[begin Record set]

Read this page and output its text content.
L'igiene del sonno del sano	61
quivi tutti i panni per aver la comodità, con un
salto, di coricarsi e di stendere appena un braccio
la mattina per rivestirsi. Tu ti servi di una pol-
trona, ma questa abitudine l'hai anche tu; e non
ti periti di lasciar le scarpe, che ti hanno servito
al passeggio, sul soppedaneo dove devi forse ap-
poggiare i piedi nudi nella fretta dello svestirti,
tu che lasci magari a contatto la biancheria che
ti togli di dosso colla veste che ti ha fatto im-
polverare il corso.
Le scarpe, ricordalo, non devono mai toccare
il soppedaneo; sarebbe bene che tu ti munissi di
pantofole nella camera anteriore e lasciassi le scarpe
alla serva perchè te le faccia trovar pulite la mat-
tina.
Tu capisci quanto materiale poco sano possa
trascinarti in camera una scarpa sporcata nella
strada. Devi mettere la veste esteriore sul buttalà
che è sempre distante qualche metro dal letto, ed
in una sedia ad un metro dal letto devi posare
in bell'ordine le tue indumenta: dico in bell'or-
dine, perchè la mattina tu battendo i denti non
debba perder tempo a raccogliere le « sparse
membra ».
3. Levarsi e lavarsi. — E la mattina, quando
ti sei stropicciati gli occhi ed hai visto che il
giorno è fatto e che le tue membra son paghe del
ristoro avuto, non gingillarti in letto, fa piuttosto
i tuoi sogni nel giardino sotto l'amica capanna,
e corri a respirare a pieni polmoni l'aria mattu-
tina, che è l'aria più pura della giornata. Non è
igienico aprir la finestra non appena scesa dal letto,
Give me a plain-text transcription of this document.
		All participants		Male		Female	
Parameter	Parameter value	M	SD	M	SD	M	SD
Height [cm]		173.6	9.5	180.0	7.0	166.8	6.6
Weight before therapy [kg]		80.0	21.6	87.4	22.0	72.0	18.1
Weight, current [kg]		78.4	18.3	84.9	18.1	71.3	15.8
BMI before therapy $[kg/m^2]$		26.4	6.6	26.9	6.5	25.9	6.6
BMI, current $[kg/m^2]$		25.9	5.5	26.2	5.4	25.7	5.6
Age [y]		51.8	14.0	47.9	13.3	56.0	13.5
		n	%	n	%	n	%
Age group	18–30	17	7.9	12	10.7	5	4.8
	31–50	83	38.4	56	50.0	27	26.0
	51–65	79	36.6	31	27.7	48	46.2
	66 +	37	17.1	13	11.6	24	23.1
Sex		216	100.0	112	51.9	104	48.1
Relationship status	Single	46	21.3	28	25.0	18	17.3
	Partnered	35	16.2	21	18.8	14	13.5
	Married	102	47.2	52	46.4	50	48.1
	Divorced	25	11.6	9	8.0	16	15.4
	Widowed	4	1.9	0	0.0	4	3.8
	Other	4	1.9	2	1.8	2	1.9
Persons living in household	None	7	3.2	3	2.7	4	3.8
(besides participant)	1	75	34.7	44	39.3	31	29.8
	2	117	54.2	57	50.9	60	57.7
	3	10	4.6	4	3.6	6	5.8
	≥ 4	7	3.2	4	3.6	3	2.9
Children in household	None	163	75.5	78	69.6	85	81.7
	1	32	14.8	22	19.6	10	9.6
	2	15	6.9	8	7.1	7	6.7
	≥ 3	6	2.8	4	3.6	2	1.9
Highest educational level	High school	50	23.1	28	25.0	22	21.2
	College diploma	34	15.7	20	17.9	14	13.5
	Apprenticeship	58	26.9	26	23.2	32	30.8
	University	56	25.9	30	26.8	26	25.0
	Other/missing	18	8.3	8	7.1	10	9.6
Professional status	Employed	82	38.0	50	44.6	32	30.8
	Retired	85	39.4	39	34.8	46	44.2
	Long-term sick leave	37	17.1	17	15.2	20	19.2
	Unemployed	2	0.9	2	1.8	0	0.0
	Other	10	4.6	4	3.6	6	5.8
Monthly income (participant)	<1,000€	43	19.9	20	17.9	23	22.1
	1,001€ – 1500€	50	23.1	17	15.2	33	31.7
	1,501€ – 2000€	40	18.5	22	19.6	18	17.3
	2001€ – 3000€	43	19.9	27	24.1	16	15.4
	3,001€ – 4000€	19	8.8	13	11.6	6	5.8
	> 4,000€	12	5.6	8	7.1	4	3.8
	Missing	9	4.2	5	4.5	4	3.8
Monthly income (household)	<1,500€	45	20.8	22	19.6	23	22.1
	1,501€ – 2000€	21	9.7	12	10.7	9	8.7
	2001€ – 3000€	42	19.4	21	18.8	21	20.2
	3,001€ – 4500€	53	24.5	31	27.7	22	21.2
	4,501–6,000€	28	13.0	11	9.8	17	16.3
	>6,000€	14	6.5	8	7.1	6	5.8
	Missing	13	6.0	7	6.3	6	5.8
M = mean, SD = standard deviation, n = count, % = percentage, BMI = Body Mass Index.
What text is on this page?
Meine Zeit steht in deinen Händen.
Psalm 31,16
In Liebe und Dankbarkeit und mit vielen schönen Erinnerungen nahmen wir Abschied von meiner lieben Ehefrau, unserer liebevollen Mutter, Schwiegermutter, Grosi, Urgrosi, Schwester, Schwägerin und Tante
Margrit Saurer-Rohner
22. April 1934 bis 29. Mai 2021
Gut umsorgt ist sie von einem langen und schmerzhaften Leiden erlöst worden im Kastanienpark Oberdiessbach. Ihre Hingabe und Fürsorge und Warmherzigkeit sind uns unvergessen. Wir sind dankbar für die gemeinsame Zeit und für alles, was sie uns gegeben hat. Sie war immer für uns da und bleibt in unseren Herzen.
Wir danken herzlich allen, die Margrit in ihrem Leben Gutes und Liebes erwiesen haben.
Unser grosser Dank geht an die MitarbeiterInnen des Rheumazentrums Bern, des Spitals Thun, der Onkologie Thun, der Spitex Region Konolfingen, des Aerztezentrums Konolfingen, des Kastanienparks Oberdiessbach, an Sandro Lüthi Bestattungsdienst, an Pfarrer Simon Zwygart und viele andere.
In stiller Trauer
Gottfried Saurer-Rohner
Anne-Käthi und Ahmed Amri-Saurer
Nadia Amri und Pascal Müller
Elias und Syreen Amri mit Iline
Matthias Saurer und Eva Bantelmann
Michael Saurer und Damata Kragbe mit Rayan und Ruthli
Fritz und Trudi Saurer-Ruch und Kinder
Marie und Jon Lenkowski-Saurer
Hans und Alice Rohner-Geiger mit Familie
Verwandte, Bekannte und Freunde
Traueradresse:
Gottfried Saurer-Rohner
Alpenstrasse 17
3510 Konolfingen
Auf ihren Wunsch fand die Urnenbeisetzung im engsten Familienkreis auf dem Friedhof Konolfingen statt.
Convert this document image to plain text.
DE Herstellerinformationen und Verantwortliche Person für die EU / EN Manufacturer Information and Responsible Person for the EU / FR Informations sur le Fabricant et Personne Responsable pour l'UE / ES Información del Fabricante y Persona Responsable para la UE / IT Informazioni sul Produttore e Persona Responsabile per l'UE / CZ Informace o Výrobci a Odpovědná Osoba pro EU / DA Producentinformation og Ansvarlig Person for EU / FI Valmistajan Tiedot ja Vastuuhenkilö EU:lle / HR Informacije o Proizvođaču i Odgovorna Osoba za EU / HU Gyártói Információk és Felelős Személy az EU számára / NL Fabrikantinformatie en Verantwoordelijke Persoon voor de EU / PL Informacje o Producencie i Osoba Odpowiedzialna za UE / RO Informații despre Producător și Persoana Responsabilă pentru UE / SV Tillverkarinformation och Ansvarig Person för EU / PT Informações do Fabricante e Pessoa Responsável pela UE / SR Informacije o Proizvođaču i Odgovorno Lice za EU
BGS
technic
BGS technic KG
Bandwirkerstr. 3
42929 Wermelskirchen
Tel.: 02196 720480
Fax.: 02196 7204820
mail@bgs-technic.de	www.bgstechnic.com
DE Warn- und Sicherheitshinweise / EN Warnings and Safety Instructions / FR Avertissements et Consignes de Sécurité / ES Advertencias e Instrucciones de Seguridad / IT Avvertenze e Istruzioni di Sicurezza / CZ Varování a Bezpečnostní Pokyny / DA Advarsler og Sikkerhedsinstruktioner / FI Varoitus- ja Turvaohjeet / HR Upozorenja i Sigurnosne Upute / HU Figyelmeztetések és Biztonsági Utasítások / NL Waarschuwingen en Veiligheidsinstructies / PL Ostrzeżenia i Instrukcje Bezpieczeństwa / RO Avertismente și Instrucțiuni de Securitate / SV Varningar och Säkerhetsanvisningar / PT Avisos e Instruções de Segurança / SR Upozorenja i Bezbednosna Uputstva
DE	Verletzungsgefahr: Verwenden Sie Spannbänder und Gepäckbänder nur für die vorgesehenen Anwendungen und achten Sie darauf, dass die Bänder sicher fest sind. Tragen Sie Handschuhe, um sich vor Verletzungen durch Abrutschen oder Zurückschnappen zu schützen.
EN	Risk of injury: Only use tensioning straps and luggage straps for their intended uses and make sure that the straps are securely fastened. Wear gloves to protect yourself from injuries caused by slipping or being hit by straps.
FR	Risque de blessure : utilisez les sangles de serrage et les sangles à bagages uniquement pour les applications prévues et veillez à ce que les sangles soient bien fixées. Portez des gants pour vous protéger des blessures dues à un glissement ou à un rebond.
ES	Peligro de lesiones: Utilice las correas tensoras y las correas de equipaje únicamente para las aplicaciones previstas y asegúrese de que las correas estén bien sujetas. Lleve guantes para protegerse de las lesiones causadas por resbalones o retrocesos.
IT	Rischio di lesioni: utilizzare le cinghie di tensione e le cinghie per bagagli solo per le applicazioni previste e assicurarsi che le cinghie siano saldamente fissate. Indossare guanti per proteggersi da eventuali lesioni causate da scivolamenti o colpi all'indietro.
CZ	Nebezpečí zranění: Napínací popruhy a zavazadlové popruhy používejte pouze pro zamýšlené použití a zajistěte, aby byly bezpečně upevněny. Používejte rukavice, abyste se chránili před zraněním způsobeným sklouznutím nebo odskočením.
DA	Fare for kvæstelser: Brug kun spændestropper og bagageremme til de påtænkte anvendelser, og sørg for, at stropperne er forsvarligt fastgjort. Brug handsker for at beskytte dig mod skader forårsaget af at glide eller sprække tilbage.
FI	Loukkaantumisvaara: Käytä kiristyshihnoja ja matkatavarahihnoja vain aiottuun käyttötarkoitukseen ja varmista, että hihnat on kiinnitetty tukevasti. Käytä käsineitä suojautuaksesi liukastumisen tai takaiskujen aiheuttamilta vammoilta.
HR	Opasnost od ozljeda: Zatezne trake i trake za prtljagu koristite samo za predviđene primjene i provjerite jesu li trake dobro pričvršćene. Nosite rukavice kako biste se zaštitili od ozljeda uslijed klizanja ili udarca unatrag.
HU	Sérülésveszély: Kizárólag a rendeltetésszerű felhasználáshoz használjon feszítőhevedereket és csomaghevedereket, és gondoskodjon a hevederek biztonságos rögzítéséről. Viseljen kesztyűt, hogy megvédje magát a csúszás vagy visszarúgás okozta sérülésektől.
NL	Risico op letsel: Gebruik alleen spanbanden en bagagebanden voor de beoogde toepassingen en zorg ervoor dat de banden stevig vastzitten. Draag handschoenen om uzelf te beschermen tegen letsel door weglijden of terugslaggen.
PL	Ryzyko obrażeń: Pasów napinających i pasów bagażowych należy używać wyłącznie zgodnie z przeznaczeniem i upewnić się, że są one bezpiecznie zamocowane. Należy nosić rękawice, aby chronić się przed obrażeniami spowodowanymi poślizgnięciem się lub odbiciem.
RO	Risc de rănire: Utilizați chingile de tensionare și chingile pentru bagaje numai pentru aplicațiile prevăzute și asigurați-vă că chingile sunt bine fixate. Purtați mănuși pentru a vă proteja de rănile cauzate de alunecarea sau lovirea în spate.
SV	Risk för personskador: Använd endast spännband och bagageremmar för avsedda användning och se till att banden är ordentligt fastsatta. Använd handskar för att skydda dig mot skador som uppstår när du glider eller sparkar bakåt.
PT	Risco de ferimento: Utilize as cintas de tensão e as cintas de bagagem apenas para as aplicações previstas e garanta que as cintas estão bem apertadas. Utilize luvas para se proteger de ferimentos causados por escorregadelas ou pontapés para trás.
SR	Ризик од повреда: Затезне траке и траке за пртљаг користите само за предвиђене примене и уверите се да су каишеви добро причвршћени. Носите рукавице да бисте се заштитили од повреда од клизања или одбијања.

[end Record set]

**Exercise:** Scan the material for lines with the word "Saurer", and copy each line you find.

**Solution for this problem:**
Margrit Saurer-Rohner
Gottfried Saurer-Rohner
Anne-Käthi und Ahmed Amri-Saurer
Matthias Saurer und Eva Bantelmann
Michael Saurer und Damata Kragbe mit Rayan und Ruthli
Fritz und Trudi Saurer-Ruch und Kinder
Marie und Jon Lenkowski-Saurer
Gottfried Saurer-Rohner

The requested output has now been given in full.